**Given task**
Restate every line of the material, word for word.

○ ○ ○

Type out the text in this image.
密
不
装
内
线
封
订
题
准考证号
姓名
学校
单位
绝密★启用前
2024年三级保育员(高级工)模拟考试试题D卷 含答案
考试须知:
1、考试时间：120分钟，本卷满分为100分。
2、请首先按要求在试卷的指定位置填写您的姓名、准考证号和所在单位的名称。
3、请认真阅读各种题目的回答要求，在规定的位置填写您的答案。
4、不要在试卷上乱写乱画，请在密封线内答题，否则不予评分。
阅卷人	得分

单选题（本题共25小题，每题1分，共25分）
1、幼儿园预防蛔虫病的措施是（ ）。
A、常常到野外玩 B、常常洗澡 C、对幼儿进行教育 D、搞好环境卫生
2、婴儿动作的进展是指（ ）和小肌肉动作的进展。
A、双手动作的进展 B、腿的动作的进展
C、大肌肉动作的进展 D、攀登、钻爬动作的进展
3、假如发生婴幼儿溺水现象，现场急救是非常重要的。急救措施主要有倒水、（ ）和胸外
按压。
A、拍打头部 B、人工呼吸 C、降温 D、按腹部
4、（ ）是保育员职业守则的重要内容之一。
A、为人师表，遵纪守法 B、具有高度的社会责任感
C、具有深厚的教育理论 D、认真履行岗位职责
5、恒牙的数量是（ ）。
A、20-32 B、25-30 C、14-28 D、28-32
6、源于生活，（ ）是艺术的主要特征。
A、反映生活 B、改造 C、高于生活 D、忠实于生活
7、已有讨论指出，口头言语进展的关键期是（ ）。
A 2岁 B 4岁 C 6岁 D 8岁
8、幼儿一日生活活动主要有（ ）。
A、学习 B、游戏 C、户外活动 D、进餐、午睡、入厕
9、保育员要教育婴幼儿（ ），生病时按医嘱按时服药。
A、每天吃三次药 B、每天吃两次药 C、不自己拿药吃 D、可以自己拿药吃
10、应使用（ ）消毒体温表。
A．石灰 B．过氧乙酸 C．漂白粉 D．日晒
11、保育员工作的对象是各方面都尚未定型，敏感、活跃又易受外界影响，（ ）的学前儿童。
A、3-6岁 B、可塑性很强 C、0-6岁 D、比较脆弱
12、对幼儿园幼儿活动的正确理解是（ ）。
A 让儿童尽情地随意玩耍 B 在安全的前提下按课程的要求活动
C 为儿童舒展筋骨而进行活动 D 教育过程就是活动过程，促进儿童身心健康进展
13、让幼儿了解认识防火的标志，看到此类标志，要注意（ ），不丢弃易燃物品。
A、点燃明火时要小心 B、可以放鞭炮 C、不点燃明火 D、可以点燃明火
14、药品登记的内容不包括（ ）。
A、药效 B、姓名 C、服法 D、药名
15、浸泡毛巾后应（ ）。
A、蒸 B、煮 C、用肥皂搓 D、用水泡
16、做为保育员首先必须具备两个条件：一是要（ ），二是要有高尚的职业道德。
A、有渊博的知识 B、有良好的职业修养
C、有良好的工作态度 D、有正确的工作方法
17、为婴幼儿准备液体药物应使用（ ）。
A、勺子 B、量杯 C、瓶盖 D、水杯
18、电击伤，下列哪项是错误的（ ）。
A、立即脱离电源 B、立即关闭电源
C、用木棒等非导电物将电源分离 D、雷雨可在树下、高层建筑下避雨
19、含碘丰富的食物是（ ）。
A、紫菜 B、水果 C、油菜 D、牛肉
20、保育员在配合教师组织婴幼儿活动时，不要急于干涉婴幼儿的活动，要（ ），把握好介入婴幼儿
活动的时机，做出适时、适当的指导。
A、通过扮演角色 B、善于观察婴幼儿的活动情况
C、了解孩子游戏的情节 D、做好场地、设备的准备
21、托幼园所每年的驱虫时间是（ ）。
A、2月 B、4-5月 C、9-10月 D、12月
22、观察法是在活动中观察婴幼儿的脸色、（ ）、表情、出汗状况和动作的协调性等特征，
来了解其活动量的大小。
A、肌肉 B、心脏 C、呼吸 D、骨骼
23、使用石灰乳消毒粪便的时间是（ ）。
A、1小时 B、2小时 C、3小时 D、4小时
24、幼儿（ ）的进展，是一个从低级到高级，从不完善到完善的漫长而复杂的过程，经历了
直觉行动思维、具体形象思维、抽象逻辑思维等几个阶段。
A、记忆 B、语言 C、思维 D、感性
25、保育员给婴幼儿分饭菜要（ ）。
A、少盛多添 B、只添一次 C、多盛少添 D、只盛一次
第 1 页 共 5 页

○ ○ ○

**The result**
Type out the text in this image.
密
不
装
内
线
封
订
题
准考证号
姓名
学校
单位
绝密★启用前
2024年三级保育员(高级工)模拟考试试题D卷 含答案
考试须知:
1、考试时间：120分钟，本卷满分为100分。
2、请首先按要求在试卷的指定位置填写您的姓名、准考证号和所在单位的名称。
3、请认真阅读各种题目的回答要求，在规定的位置填写您的答案。
4、不要在试卷上乱写乱画，请在密封线内答题，否则不予评分。
阅卷人	得分

单选题（本题共25小题，每题1分，共25分）
1、幼儿园预防蛔虫病的措施是（ ）。
A、常常到野外玩 B、常常洗澡 C、对幼儿进行教育 D、搞好环境卫生
2、婴儿动作的进展是指（ ）和小肌肉动作的进展。
A、双手动作的进展 B、腿的动作的进展
C、大肌肉动作的进展 D、攀登、钻爬动作的进展
3、假如发生婴幼儿溺水现象，现场急救是非常重要的。急救措施主要有倒水、（ ）和胸外
按压。
A、拍打头部 B、人工呼吸 C、降温 D、按腹部
4、（ ）是保育员职业守则的重要内容之一。
A、为人师表，遵纪守法 B、具有高度的社会责任感
C、具有深厚的教育理论 D、认真履行岗位职责
5、恒牙的数量是（ ）。
A、20-32 B、25-30 C、14-28 D、28-32
6、源于生活，（ ）是艺术的主要特征。
A、反映生活 B、改造 C、高于生活 D、忠实于生活
7、已有讨论指出，口头言语进展的关键期是（ ）。
A 2岁 B 4岁 C 6岁 D 8岁
8、幼儿一日生活活动主要有（ ）。
A、学习 B、游戏 C、户外活动 D、进餐、午睡、入厕
9、保育员要教育婴幼儿（ ），生病时按医嘱按时服药。
A、每天吃三次药 B、每天吃两次药 C、不自己拿药吃 D、可以自己拿药吃
10、应使用（ ）消毒体温表。
A．石灰 B．过氧乙酸 C．漂白粉 D．日晒
11、保育员工作的对象是各方面都尚未定型，敏感、活跃又易受外界影响，（ ）的学前儿童。
A、3-6岁 B、可塑性很强 C、0-6岁 D、比较脆弱
12、对幼儿园幼儿活动的正确理解是（ ）。
A 让儿童尽情地随意玩耍 B 在安全的前提下按课程的要求活动
C 为儿童舒展筋骨而进行活动 D 教育过程就是活动过程，促进儿童身心健康进展
13、让幼儿了解认识防火的标志，看到此类标志，要注意（ ），不丢弃易燃物品。
A、点燃明火时要小心 B、可以放鞭炮 C、不点燃明火 D、可以点燃明火
14、药品登记的内容不包括（ ）。
A、药效 B、姓名 C、服法 D、药名
15、浸泡毛巾后应（ ）。
A、蒸 B、煮 C、用肥皂搓 D、用水泡
16、做为保育员首先必须具备两个条件：一是要（ ），二是要有高尚的职业道德。
A、有渊博的知识 B、有良好的职业修养
C、有良好的工作态度 D、有正确的工作方法
17、为婴幼儿准备液体药物应使用（ ）。
A、勺子 B、量杯 C、瓶盖 D、水杯
18、电击伤，下列哪项是错误的（ ）。
A、立即脱离电源 B、立即关闭电源
C、用木棒等非导电物将电源分离 D、雷雨可在树下、高层建筑下避雨
19、含碘丰富的食物是（ ）。
A、紫菜 B、水果 C、油菜 D、牛肉
20、保育员在配合教师组织婴幼儿活动时，不要急于干涉婴幼儿的活动，要（ ），把握好介入婴幼儿
活动的时机，做出适时、适当的指导。
A、通过扮演角色 B、善于观察婴幼儿的活动情况
C、了解孩子游戏的情节 D、做好场地、设备的准备
21、托幼园所每年的驱虫时间是（ ）。
A、2月 B、4-5月 C、9-10月 D、12月
22、观察法是在活动中观察婴幼儿的脸色、（ ）、表情、出汗状况和动作的协调性等特征，
来了解其活动量的大小。
A、肌肉 B、心脏 C、呼吸 D、骨骼
23、使用石灰乳消毒粪便的时间是（ ）。
A、1小时 B、2小时 C、3小时 D、4小时
24、幼儿（ ）的进展，是一个从低级到高级，从不完善到完善的漫长而复杂的过程，经历了
直觉行动思维、具体形象思维、抽象逻辑思维等几个阶段。
A、记忆 B、语言 C、思维 D、感性
25、保育员给婴幼儿分饭菜要（ ）。
A、少盛多添 B、只添一次 C、多盛少添 D、只盛一次
第 1 页 共 5 页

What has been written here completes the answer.